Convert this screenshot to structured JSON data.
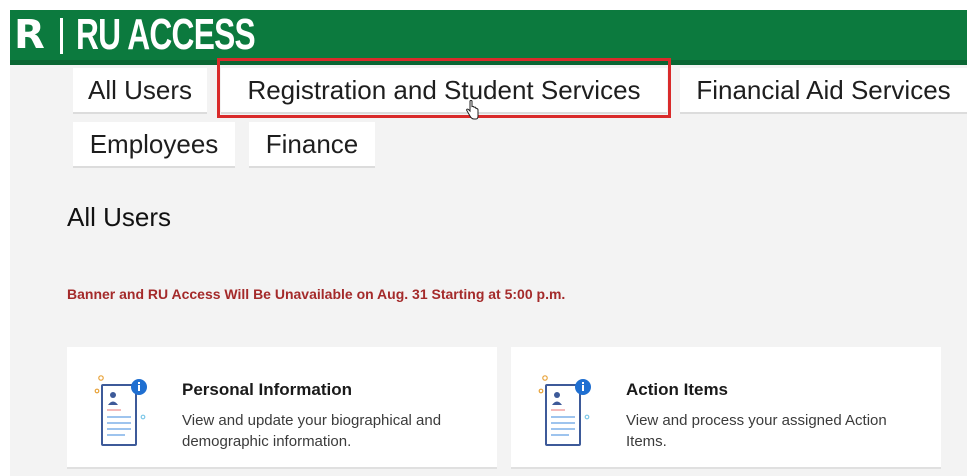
{
  "header": {
    "logo_letter": "R",
    "brand": "RU ACCESS"
  },
  "tabs": [
    {
      "label": "All Users"
    },
    {
      "label": "Registration and Student Services"
    },
    {
      "label": "Financial Aid Services"
    },
    {
      "label": "Employees"
    },
    {
      "label": "Finance"
    }
  ],
  "section": {
    "title": "All Users",
    "notice": "Banner and RU Access Will Be Unavailable on Aug. 31 Starting at 5:00 p.m."
  },
  "cards": [
    {
      "title": "Personal Information",
      "description": "View and update your biographical and demographic information.",
      "icon": "personal-info-icon"
    },
    {
      "title": "Action Items",
      "description": "View and process your assigned Action Items.",
      "icon": "action-items-icon"
    }
  ],
  "colors": {
    "header_green": "#0c7a3e",
    "highlight_red": "#d92b2b",
    "notice_red": "#a42a2a",
    "icon_blue": "#1f6fd1"
  }
}
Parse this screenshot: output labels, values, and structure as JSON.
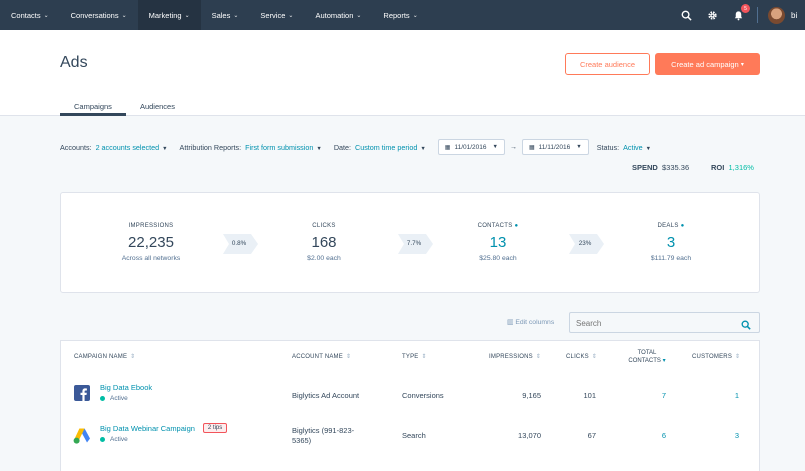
{
  "nav": {
    "items": [
      {
        "label": "Contacts"
      },
      {
        "label": "Conversations"
      },
      {
        "label": "Marketing"
      },
      {
        "label": "Sales"
      },
      {
        "label": "Service"
      },
      {
        "label": "Automation"
      },
      {
        "label": "Reports"
      }
    ],
    "active_item": "Marketing",
    "icons": [
      "search-icon",
      "gear-icon",
      "bell-icon"
    ],
    "notification_count": "5",
    "account_label": "bi"
  },
  "header": {
    "title": "Ads",
    "create_audience": "Create audience",
    "create_campaign": "Create ad campaign",
    "create_campaign_caret": "▾",
    "tabs": [
      {
        "label": "Campaigns",
        "active": true
      },
      {
        "label": "Audiences",
        "active": false
      }
    ]
  },
  "filters": {
    "accounts_label": "Accounts:",
    "accounts_value": "2 accounts selected",
    "attribution_label": "Attribution Reports:",
    "attribution_value": "First form submission",
    "date_label": "Date:",
    "date_value": "Custom time period",
    "start_date": "11/01/2016",
    "end_date": "11/11/2016",
    "date_arrow": "→",
    "status_label": "Status:",
    "status_value": "Active"
  },
  "summary": {
    "spend_label": "SPEND",
    "spend_value": "$335.36",
    "roi_label": "ROI",
    "roi_value": "1,316%"
  },
  "metrics": [
    {
      "label": "IMPRESSIONS",
      "value": "22,235",
      "sub": "Across all networks",
      "info": false
    },
    {
      "label": "CLICKS",
      "value": "168",
      "sub": "$2.00 each",
      "info": false
    },
    {
      "label": "CONTACTS",
      "value": "13",
      "sub": "$25.80 each",
      "info": true
    },
    {
      "label": "DEALS",
      "value": "3",
      "sub": "$111.79 each",
      "info": true
    }
  ],
  "conversions": [
    "0.8%",
    "7.7%",
    "23%"
  ],
  "table_tools": {
    "edit_columns": "Edit columns",
    "search_placeholder": "Search"
  },
  "table": {
    "headers": {
      "campaign": "CAMPAIGN NAME",
      "account": "ACCOUNT NAME",
      "type": "TYPE",
      "impressions": "IMPRESSIONS",
      "clicks": "CLICKS",
      "total_contacts_1": "TOTAL",
      "total_contacts_2": "CONTACTS",
      "customers": "CUSTOMERS"
    },
    "sort_glyph": "⇕",
    "rows": [
      {
        "network_icon": "facebook-icon",
        "name": "Big Data Ebook",
        "status": "Active",
        "tips": "",
        "account": "Biglytics Ad Account",
        "account_2": "",
        "type": "Conversions",
        "impressions": "9,165",
        "clicks": "101",
        "contacts": "7",
        "customers": "1"
      },
      {
        "network_icon": "google-ads-icon",
        "name": "Big Data Webinar Campaign",
        "status": "Active",
        "tips": "2 tips",
        "account": "Biglytics (991-823-",
        "account_2": "5365)",
        "type": "Search",
        "impressions": "13,070",
        "clicks": "67",
        "contacts": "6",
        "customers": "3"
      }
    ]
  },
  "colors": {
    "nav_bg": "#2d3e50",
    "accent": "#ff7a59",
    "link": "#0091ae",
    "active_dot": "#00bda5",
    "roi": "#00bda5"
  }
}
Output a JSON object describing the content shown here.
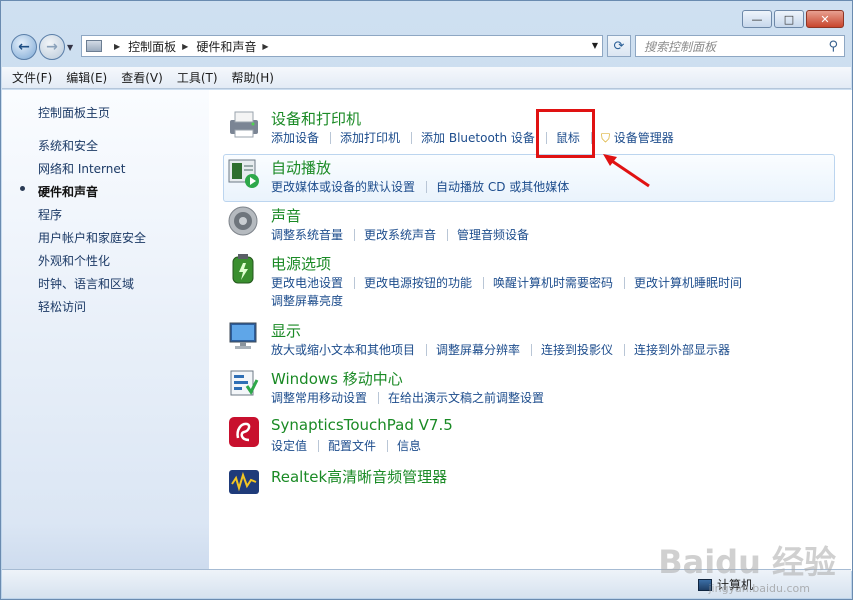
{
  "window": {
    "controls": {
      "minimize": "—",
      "maximize": "□",
      "close": "✕"
    }
  },
  "nav": {
    "back_icon": "←",
    "forward_icon": "→",
    "breadcrumb": [
      "控制面板",
      "硬件和声音"
    ],
    "search_placeholder": "搜索控制面板"
  },
  "menu": [
    "文件(F)",
    "编辑(E)",
    "查看(V)",
    "工具(T)",
    "帮助(H)"
  ],
  "sidebar": {
    "items": [
      {
        "label": "控制面板主页",
        "active": false
      },
      {
        "label": "系统和安全",
        "active": false
      },
      {
        "label": "网络和 Internet",
        "active": false
      },
      {
        "label": "硬件和声音",
        "active": true
      },
      {
        "label": "程序",
        "active": false
      },
      {
        "label": "用户帐户和家庭安全",
        "active": false
      },
      {
        "label": "外观和个性化",
        "active": false
      },
      {
        "label": "时钟、语言和区域",
        "active": false
      },
      {
        "label": "轻松访问",
        "active": false
      }
    ]
  },
  "categories": [
    {
      "title": "设备和打印机",
      "icon": "printer-icon",
      "links": [
        "添加设备",
        "添加打印机",
        "添加 Bluetooth 设备",
        "鼠标",
        "设备管理器"
      ]
    },
    {
      "title": "自动播放",
      "icon": "autoplay-icon",
      "links": [
        "更改媒体或设备的默认设置",
        "自动播放 CD 或其他媒体"
      ]
    },
    {
      "title": "声音",
      "icon": "speaker-icon",
      "links": [
        "调整系统音量",
        "更改系统声音",
        "管理音频设备"
      ]
    },
    {
      "title": "电源选项",
      "icon": "battery-icon",
      "links": [
        "更改电池设置",
        "更改电源按钮的功能",
        "唤醒计算机时需要密码",
        "更改计算机睡眠时间",
        "调整屏幕亮度"
      ]
    },
    {
      "title": "显示",
      "icon": "monitor-icon",
      "links": [
        "放大或缩小文本和其他项目",
        "调整屏幕分辨率",
        "连接到投影仪",
        "连接到外部显示器"
      ]
    },
    {
      "title": "Windows 移动中心",
      "icon": "mobility-center-icon",
      "links": [
        "调整常用移动设置",
        "在给出演示文稿之前调整设置"
      ]
    },
    {
      "title": "SynapticsTouchPad V7.5",
      "icon": "synaptics-icon",
      "links": [
        "设定值",
        "配置文件",
        "信息"
      ]
    },
    {
      "title": "Realtek高清晰音频管理器",
      "icon": "realtek-icon",
      "links": []
    }
  ],
  "status": {
    "computer_label": "计算机"
  },
  "watermark": {
    "text": "Baidu 经验",
    "sub": "jingyan.baidu.com"
  },
  "colors": {
    "category_title": "#1a8a25",
    "link": "#1c4c8c",
    "highlight_box": "#e01212"
  }
}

□ □ □

Return all lines containing "Marketing".

        "label": "Marketing"
    "active_item": "Marketing",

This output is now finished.